>> START

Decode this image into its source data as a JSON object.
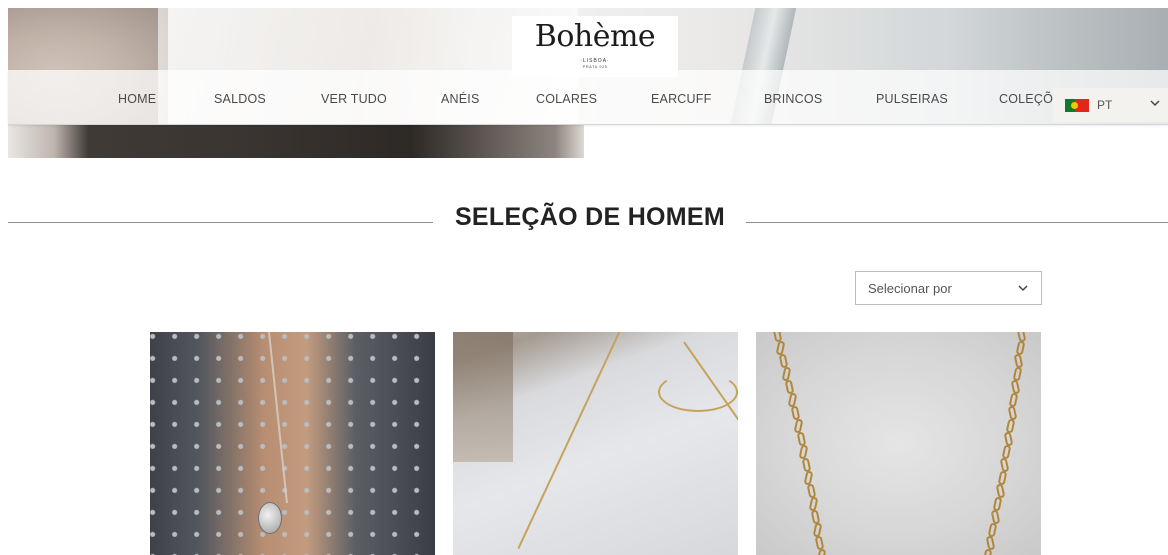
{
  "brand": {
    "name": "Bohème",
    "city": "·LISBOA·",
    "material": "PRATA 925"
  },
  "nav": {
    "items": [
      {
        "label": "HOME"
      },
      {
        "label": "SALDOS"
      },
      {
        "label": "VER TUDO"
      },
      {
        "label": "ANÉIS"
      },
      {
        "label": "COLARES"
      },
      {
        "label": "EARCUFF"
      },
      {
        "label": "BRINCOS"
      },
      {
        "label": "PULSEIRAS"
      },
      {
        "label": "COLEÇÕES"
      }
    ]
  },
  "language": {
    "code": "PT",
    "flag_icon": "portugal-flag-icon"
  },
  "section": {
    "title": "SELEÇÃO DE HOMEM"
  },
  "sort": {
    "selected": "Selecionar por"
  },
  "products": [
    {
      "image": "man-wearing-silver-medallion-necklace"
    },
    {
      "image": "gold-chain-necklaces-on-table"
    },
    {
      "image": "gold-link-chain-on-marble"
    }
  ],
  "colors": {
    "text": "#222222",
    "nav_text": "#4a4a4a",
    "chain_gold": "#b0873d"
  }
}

>> END

## What is needed:
Identify the lines above with the word "label". Copy them.

## Solution to this exercise:
        "label": "HOME"
        "label": "SALDOS"
        "label": "VER TUDO"
        "label": "ANÉIS"
        "label": "COLARES"
        "label": "EARCUFF"
        "label": "BRINCOS"
        "label": "PULSEIRAS"
        "label": "COLEÇÕES"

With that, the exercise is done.